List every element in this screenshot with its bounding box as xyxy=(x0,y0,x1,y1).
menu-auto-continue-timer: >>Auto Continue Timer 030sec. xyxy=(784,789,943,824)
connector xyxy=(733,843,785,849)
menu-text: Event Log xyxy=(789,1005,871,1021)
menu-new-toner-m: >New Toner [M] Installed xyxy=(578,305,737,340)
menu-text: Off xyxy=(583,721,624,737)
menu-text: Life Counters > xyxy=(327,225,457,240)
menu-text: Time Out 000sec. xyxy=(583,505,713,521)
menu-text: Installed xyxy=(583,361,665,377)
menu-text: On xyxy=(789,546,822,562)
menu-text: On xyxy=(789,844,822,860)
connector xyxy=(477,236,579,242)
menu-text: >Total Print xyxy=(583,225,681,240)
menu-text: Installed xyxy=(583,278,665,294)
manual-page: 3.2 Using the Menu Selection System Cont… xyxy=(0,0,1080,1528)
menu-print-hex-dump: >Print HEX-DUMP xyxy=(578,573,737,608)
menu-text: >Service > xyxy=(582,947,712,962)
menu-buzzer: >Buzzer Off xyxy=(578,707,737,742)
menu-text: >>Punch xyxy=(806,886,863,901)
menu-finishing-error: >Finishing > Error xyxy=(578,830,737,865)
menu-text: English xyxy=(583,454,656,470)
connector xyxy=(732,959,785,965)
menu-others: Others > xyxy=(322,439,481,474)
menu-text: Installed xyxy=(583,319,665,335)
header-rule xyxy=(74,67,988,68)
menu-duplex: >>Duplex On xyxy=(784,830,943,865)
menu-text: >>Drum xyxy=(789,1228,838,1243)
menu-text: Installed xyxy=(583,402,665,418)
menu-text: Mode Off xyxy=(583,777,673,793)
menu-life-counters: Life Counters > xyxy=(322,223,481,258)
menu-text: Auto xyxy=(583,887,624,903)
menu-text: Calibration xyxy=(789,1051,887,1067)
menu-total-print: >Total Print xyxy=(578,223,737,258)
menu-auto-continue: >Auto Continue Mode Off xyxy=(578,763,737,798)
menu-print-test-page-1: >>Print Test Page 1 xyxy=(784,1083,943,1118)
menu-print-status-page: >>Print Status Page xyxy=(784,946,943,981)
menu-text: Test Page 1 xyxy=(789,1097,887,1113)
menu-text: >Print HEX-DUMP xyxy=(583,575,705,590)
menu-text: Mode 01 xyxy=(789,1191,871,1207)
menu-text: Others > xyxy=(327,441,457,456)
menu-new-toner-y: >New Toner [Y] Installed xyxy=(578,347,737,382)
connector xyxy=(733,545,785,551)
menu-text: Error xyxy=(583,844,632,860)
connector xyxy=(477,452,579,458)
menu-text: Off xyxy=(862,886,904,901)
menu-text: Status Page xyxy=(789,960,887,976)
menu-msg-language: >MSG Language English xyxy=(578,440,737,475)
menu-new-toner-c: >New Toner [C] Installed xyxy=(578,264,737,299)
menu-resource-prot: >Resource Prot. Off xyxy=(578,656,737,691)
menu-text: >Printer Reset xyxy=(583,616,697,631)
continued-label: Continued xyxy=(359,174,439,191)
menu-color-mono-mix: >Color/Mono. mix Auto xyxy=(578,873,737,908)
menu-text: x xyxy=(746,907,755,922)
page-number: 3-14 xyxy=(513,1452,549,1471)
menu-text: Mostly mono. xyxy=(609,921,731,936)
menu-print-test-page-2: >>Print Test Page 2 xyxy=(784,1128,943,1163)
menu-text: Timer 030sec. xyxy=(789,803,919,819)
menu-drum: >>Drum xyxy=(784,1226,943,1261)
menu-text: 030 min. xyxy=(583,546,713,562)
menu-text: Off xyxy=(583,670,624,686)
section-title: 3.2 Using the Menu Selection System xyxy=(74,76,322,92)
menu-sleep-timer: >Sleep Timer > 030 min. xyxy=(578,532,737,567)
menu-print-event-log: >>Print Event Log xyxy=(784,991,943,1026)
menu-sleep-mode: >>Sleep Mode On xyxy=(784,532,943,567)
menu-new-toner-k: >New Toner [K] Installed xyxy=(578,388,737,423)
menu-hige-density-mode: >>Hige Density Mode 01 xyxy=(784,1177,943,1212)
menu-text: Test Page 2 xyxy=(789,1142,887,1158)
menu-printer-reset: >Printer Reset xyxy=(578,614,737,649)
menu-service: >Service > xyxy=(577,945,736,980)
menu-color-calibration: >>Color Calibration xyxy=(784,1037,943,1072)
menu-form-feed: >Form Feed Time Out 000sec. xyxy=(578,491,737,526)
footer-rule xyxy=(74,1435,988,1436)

+---+

* THE REQUEST
Retype the listing above line for line, with no changes.

* RESPONSE
List every element in this screenshot with its bounding box as xyxy=(x0,y0,x1,y1).
menu-auto-continue-timer: >>Auto Continue Timer 030sec. xyxy=(784,789,943,824)
connector xyxy=(733,843,785,849)
menu-text: Event Log xyxy=(789,1005,871,1021)
menu-new-toner-m: >New Toner [M] Installed xyxy=(578,305,737,340)
menu-text: Off xyxy=(583,721,624,737)
menu-text: Life Counters > xyxy=(327,225,457,240)
menu-text: Time Out 000sec. xyxy=(583,505,713,521)
menu-text: Installed xyxy=(583,361,665,377)
menu-text: On xyxy=(789,546,822,562)
menu-text: On xyxy=(789,844,822,860)
connector xyxy=(477,236,579,242)
menu-text: >Total Print xyxy=(583,225,681,240)
menu-text: Installed xyxy=(583,278,665,294)
manual-page: 3.2 Using the Menu Selection System Cont… xyxy=(0,0,1080,1528)
menu-print-hex-dump: >Print HEX-DUMP xyxy=(578,573,737,608)
menu-text: >Service > xyxy=(582,947,712,962)
menu-buzzer: >Buzzer Off xyxy=(578,707,737,742)
menu-text: >>Punch xyxy=(806,886,863,901)
menu-finishing-error: >Finishing > Error xyxy=(578,830,737,865)
menu-text: English xyxy=(583,454,656,470)
connector xyxy=(732,959,785,965)
menu-others: Others > xyxy=(322,439,481,474)
menu-text: Installed xyxy=(583,319,665,335)
header-rule xyxy=(74,67,988,68)
menu-duplex: >>Duplex On xyxy=(784,830,943,865)
menu-text: >>Drum xyxy=(789,1228,838,1243)
menu-text: Installed xyxy=(583,402,665,418)
menu-text: Mode Off xyxy=(583,777,673,793)
menu-life-counters: Life Counters > xyxy=(322,223,481,258)
menu-text: Auto xyxy=(583,887,624,903)
menu-text: Calibration xyxy=(789,1051,887,1067)
menu-total-print: >Total Print xyxy=(578,223,737,258)
menu-auto-continue: >Auto Continue Mode Off xyxy=(578,763,737,798)
menu-print-test-page-1: >>Print Test Page 1 xyxy=(784,1083,943,1118)
menu-print-status-page: >>Print Status Page xyxy=(784,946,943,981)
menu-text: Test Page 1 xyxy=(789,1097,887,1113)
menu-text: >Print HEX-DUMP xyxy=(583,575,705,590)
menu-text: Mode 01 xyxy=(789,1191,871,1207)
menu-text: Others > xyxy=(327,441,457,456)
menu-new-toner-y: >New Toner [Y] Installed xyxy=(578,347,737,382)
connector xyxy=(733,545,785,551)
menu-text: Error xyxy=(583,844,632,860)
connector xyxy=(477,452,579,458)
menu-text: Off xyxy=(862,886,904,901)
menu-text: Status Page xyxy=(789,960,887,976)
menu-msg-language: >MSG Language English xyxy=(578,440,737,475)
menu-new-toner-c: >New Toner [C] Installed xyxy=(578,264,737,299)
menu-resource-prot: >Resource Prot. Off xyxy=(578,656,737,691)
menu-text: >Printer Reset xyxy=(583,616,697,631)
continued-label: Continued xyxy=(359,174,439,191)
menu-color-mono-mix: >Color/Mono. mix Auto xyxy=(578,873,737,908)
menu-text: x xyxy=(746,907,755,922)
page-number: 3-14 xyxy=(513,1452,549,1471)
menu-text: Mostly mono. xyxy=(609,921,731,936)
menu-print-test-page-2: >>Print Test Page 2 xyxy=(784,1128,943,1163)
menu-text: Timer 030sec. xyxy=(789,803,919,819)
menu-drum: >>Drum xyxy=(784,1226,943,1261)
menu-text: 030 min. xyxy=(583,546,713,562)
menu-text: Off xyxy=(583,670,624,686)
section-title: 3.2 Using the Menu Selection System xyxy=(74,76,322,92)
menu-sleep-timer: >Sleep Timer > 030 min. xyxy=(578,532,737,567)
menu-print-event-log: >>Print Event Log xyxy=(784,991,943,1026)
menu-sleep-mode: >>Sleep Mode On xyxy=(784,532,943,567)
menu-new-toner-k: >New Toner [K] Installed xyxy=(578,388,737,423)
menu-hige-density-mode: >>Hige Density Mode 01 xyxy=(784,1177,943,1212)
menu-text: Test Page 2 xyxy=(789,1142,887,1158)
menu-printer-reset: >Printer Reset xyxy=(578,614,737,649)
menu-service: >Service > xyxy=(577,945,736,980)
menu-color-calibration: >>Color Calibration xyxy=(784,1037,943,1072)
menu-form-feed: >Form Feed Time Out 000sec. xyxy=(578,491,737,526)
footer-rule xyxy=(74,1435,988,1436)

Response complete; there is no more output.